(Description of the task): Write out each entry, exactly the way it appears.
═══
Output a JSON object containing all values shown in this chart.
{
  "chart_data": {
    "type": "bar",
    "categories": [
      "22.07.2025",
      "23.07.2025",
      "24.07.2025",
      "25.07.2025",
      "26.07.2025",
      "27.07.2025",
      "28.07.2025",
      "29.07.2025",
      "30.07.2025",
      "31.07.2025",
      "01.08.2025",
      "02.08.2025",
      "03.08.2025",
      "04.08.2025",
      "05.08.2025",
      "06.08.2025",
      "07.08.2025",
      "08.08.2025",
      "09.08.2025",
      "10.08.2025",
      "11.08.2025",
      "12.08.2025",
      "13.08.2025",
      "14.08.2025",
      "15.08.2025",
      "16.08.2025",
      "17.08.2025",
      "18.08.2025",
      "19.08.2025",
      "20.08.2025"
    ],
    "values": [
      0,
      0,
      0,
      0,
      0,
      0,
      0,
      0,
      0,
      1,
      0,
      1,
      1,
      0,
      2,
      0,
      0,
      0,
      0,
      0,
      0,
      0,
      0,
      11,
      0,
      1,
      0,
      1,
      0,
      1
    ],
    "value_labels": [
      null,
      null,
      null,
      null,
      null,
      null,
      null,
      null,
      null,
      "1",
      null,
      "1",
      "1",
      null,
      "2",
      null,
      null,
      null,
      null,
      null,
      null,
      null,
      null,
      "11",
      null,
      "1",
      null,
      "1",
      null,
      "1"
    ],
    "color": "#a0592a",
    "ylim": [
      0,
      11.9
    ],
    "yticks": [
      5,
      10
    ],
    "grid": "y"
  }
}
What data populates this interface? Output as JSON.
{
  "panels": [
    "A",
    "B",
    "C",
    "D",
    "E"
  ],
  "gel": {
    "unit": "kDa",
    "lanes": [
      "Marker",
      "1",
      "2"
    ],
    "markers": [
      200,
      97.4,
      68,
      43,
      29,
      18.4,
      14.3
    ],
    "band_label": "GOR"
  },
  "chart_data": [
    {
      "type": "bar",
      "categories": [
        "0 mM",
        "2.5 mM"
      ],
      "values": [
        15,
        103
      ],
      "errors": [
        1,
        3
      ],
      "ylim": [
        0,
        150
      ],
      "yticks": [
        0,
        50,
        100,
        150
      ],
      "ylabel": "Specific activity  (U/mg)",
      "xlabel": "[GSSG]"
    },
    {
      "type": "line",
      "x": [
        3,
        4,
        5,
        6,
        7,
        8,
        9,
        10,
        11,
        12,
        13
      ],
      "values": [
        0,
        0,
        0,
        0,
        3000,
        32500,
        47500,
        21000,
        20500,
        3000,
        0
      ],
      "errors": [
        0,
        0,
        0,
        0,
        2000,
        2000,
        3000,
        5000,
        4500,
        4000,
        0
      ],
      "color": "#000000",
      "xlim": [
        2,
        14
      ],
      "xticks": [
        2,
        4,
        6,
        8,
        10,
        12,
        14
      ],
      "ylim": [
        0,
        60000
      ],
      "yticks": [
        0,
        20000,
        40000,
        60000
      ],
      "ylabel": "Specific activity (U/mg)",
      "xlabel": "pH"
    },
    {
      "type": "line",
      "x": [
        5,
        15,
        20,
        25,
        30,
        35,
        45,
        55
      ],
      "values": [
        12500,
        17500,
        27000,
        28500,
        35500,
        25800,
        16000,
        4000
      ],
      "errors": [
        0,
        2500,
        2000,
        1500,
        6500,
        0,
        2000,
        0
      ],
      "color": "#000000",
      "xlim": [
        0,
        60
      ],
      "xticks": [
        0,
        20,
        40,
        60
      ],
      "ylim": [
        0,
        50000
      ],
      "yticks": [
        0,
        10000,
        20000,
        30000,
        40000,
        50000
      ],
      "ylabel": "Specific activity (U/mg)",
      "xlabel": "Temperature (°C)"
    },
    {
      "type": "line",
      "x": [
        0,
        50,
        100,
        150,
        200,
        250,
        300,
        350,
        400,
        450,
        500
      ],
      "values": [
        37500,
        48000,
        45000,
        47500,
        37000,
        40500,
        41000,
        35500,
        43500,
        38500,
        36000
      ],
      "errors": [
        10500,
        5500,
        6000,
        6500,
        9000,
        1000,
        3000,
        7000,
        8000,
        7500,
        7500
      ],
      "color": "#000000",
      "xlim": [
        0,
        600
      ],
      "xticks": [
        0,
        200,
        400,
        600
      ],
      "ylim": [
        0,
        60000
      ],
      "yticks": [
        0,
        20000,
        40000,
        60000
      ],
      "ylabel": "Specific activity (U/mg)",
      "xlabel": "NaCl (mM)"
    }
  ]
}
═══
(Answer to this problem):
Output a JSON object containing all values shown in this chart.
{
  "chart_data": {
    "type": "bar",
    "categories": [
      "22.07.2025",
      "23.07.2025",
      "24.07.2025",
      "25.07.2025",
      "26.07.2025",
      "27.07.2025",
      "28.07.2025",
      "29.07.2025",
      "30.07.2025",
      "31.07.2025",
      "01.08.2025",
      "02.08.2025",
      "03.08.2025",
      "04.08.2025",
      "05.08.2025",
      "06.08.2025",
      "07.08.2025",
      "08.08.2025",
      "09.08.2025",
      "10.08.2025",
      "11.08.2025",
      "12.08.2025",
      "13.08.2025",
      "14.08.2025",
      "15.08.2025",
      "16.08.2025",
      "17.08.2025",
      "18.08.2025",
      "19.08.2025",
      "20.08.2025"
    ],
    "values": [
      0,
      0,
      0,
      0,
      0,
      0,
      0,
      0,
      0,
      1,
      0,
      1,
      1,
      0,
      2,
      0,
      0,
      0,
      0,
      0,
      0,
      0,
      0,
      11,
      0,
      1,
      0,
      1,
      0,
      1
    ],
    "value_labels": [
      null,
      null,
      null,
      null,
      null,
      null,
      null,
      null,
      null,
      "1",
      null,
      "1",
      "1",
      null,
      "2",
      null,
      null,
      null,
      null,
      null,
      null,
      null,
      null,
      "11",
      null,
      "1",
      null,
      "1",
      null,
      "1"
    ],
    "color": "#a0592a",
    "ylim": [
      0,
      11.9
    ],
    "yticks": [
      5,
      10
    ],
    "grid": "y"
  }
}
What data populates this interface? Output as JSON.
{
  "panels": [
    "A",
    "B",
    "C",
    "D",
    "E"
  ],
  "gel": {
    "unit": "kDa",
    "lanes": [
      "Marker",
      "1",
      "2"
    ],
    "markers": [
      200,
      97.4,
      68,
      43,
      29,
      18.4,
      14.3
    ],
    "band_label": "GOR"
  },
  "chart_data": [
    {
      "type": "bar",
      "categories": [
        "0 mM",
        "2.5 mM"
      ],
      "values": [
        15,
        103
      ],
      "errors": [
        1,
        3
      ],
      "ylim": [
        0,
        150
      ],
      "yticks": [
        0,
        50,
        100,
        150
      ],
      "ylabel": "Specific activity  (U/mg)",
      "xlabel": "[GSSG]"
    },
    {
      "type": "line",
      "x": [
        3,
        4,
        5,
        6,
        7,
        8,
        9,
        10,
        11,
        12,
        13
      ],
      "values": [
        0,
        0,
        0,
        0,
        3000,
        32500,
        47500,
        21000,
        20500,
        3000,
        0
      ],
      "errors": [
        0,
        0,
        0,
        0,
        2000,
        2000,
        3000,
        5000,
        4500,
        4000,
        0
      ],
      "color": "#000000",
      "xlim": [
        2,
        14
      ],
      "xticks": [
        2,
        4,
        6,
        8,
        10,
        12,
        14
      ],
      "ylim": [
        0,
        60000
      ],
      "yticks": [
        0,
        20000,
        40000,
        60000
      ],
      "ylabel": "Specific activity (U/mg)",
      "xlabel": "pH"
    },
    {
      "type": "line",
      "x": [
        5,
        15,
        20,
        25,
        30,
        35,
        45,
        55
      ],
      "values": [
        12500,
        17500,
        27000,
        28500,
        35500,
        25800,
        16000,
        4000
      ],
      "errors": [
        0,
        2500,
        2000,
        1500,
        6500,
        0,
        2000,
        0
      ],
      "color": "#000000",
      "xlim": [
        0,
        60
      ],
      "xticks": [
        0,
        20,
        40,
        60
      ],
      "ylim": [
        0,
        50000
      ],
      "yticks": [
        0,
        10000,
        20000,
        30000,
        40000,
        50000
      ],
      "ylabel": "Specific activity (U/mg)",
      "xlabel": "Temperature (°C)"
    },
    {
      "type": "line",
      "x": [
        0,
        50,
        100,
        150,
        200,
        250,
        300,
        350,
        400,
        450,
        500
      ],
      "values": [
        37500,
        48000,
        45000,
        47500,
        37000,
        40500,
        41000,
        35500,
        43500,
        38500,
        36000
      ],
      "errors": [
        10500,
        5500,
        6000,
        6500,
        9000,
        1000,
        3000,
        7000,
        8000,
        7500,
        7500
      ],
      "color": "#000000",
      "xlim": [
        0,
        600
      ],
      "xticks": [
        0,
        200,
        400,
        600
      ],
      "ylim": [
        0,
        60000
      ],
      "yticks": [
        0,
        20000,
        40000,
        60000
      ],
      "ylabel": "Specific activity (U/mg)",
      "xlabel": "NaCl (mM)"
    }
  ]
}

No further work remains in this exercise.